◆ **GIVEN PROBLEM**: Locate every line below that contains the word "mazhab" and copy it.
—————
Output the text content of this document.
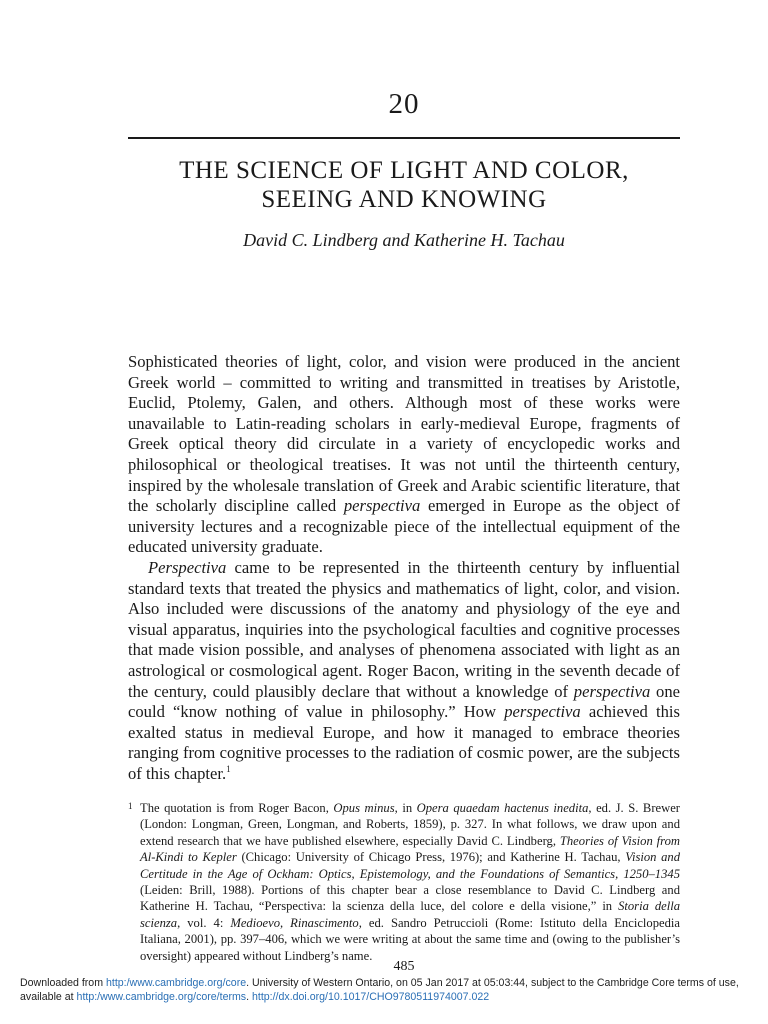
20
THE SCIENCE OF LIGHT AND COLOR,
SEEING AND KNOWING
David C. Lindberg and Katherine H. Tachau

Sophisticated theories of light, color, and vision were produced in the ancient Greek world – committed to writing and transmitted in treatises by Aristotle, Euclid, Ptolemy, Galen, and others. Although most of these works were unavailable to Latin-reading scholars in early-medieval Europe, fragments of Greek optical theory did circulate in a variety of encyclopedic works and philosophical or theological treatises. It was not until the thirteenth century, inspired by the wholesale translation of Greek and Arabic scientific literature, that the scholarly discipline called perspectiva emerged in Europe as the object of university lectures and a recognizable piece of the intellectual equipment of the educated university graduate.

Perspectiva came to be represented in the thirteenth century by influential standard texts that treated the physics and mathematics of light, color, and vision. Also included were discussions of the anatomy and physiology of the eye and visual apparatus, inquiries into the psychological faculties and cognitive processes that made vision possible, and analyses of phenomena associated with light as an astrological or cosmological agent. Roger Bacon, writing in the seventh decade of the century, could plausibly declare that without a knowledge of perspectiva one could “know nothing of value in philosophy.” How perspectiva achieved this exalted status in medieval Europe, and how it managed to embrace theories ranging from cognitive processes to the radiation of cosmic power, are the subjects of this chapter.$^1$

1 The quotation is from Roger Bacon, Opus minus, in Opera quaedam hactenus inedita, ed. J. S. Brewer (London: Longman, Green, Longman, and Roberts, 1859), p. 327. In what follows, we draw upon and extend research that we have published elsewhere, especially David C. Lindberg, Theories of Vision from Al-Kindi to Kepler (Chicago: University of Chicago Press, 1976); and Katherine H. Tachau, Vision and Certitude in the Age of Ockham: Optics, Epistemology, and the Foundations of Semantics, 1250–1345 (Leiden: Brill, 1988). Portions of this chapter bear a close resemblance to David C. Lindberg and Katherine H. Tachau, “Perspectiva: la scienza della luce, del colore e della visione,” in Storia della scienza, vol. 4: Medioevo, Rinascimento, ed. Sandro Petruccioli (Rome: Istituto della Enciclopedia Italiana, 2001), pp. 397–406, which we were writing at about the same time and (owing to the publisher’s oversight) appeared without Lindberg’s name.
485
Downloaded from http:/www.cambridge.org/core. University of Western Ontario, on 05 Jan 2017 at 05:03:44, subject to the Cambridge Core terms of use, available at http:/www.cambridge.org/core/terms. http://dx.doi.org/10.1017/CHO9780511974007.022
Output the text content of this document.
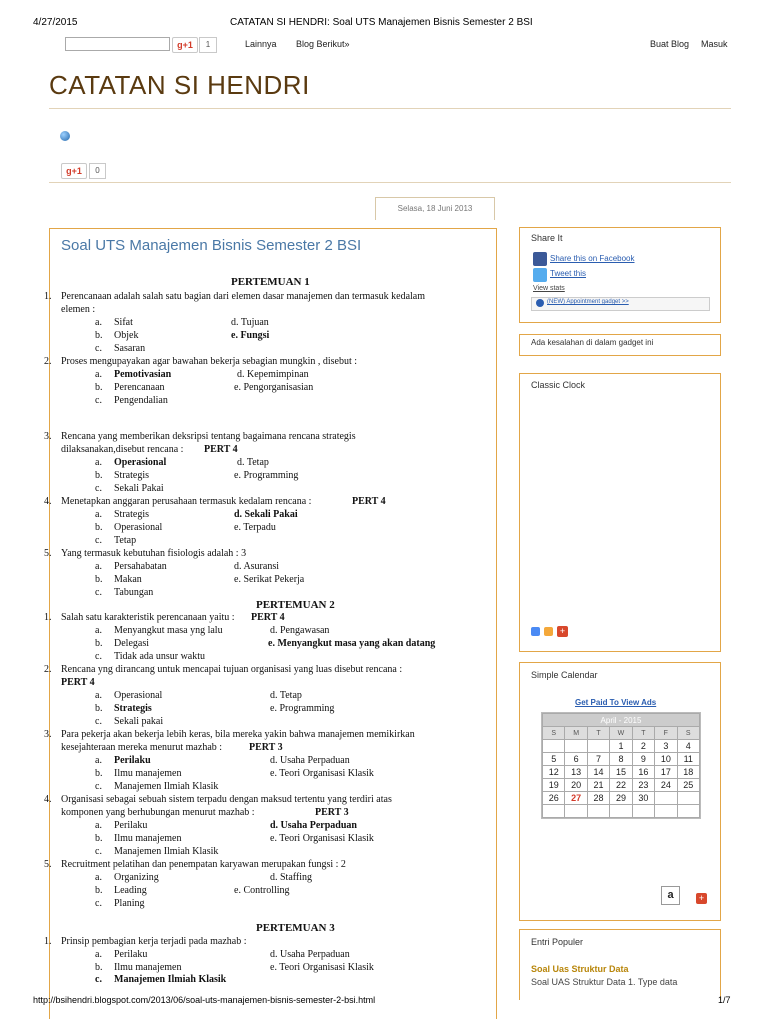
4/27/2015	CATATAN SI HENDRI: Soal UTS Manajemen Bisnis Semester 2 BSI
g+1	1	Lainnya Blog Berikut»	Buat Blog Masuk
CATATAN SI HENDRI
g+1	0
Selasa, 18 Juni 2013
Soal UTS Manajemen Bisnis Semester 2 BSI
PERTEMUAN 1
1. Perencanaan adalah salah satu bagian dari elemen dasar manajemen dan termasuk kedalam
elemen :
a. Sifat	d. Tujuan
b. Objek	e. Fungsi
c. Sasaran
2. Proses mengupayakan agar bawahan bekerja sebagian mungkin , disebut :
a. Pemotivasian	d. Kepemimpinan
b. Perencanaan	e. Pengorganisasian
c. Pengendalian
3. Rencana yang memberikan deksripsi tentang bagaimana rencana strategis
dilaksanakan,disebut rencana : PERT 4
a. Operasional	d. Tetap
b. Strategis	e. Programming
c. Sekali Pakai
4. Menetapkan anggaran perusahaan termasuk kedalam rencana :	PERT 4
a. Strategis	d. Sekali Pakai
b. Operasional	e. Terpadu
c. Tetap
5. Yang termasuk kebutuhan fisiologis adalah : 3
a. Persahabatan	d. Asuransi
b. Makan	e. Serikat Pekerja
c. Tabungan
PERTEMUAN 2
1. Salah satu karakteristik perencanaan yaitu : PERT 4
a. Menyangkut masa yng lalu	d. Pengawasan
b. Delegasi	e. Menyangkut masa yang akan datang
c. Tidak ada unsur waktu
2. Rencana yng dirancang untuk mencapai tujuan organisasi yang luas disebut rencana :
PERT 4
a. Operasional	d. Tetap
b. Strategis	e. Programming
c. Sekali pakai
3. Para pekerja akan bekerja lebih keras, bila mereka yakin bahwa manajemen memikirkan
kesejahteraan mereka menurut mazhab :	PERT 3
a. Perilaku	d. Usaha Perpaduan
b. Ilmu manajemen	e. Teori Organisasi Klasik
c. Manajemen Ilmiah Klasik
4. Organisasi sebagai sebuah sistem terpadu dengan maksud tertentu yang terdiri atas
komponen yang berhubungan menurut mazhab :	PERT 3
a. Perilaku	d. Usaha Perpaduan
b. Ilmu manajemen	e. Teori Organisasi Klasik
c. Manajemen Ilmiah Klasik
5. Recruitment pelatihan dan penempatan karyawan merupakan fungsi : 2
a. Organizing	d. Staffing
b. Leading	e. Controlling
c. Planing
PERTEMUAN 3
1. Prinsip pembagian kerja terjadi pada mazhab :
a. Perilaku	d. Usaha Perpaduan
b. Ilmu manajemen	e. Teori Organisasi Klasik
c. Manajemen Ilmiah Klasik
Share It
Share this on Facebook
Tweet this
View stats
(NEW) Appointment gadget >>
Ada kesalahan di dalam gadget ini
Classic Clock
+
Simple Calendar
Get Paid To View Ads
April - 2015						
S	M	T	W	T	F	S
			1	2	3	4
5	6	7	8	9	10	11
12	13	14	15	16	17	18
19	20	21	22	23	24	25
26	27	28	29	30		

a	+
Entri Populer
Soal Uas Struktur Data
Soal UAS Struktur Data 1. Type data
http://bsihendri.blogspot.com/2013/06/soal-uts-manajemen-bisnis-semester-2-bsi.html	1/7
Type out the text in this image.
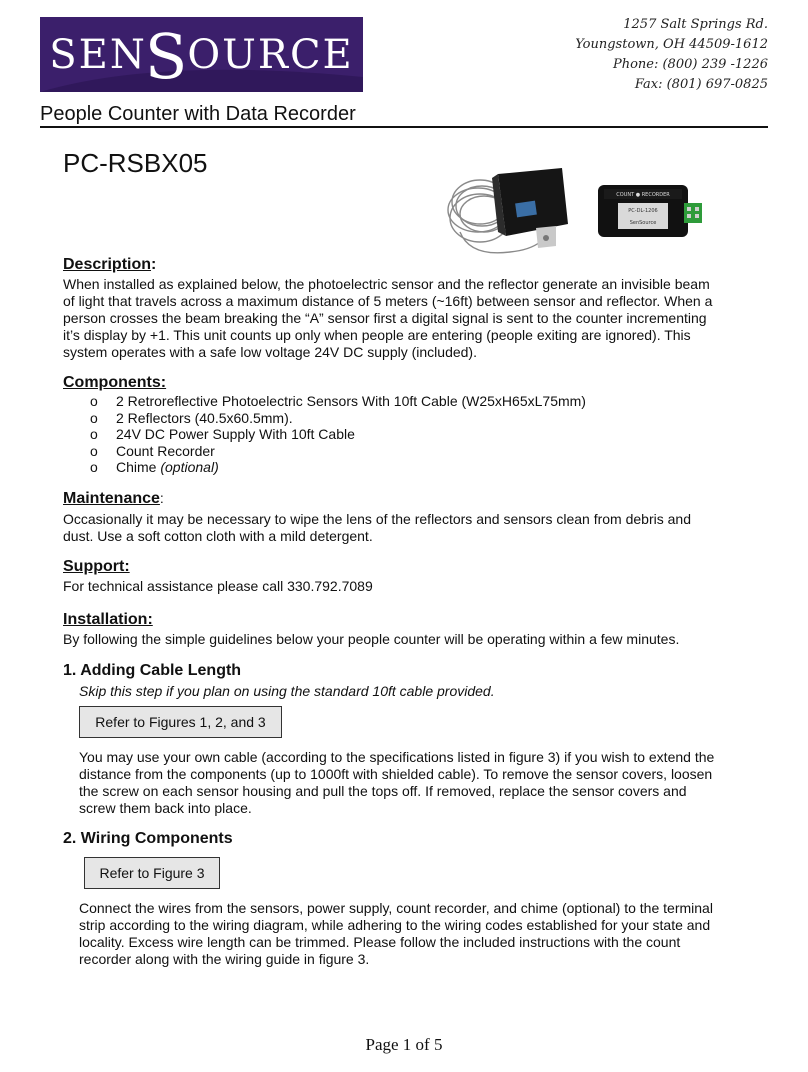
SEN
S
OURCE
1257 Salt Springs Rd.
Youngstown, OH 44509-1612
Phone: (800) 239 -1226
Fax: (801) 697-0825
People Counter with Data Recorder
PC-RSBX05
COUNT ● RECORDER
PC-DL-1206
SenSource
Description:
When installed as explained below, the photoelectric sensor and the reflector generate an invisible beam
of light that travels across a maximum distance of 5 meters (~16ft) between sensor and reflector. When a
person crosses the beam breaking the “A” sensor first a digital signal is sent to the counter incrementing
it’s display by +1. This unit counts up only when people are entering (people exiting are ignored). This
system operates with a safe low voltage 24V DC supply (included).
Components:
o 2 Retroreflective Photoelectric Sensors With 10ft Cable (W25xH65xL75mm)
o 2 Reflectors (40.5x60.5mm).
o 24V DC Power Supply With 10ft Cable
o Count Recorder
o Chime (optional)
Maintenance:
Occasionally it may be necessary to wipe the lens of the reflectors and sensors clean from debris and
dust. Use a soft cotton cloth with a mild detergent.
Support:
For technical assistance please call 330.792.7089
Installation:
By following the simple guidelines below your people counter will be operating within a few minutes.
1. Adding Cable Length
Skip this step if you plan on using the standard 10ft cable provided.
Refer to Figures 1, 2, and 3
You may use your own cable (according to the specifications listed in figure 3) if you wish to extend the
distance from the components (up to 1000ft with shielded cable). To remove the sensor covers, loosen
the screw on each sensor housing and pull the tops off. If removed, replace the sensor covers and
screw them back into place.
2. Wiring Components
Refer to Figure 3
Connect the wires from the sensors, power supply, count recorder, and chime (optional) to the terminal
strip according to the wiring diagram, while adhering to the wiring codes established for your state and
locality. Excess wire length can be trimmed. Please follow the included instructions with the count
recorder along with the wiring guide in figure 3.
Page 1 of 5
—————
◆ **COMPLETE ANSWER**:
kesejahteraan mereka menurut mazhab :	PERT 3
komponen yang berhubungan menurut mazhab :	PERT 3
1. Prinsip pembagian kerja terjadi pada mazhab :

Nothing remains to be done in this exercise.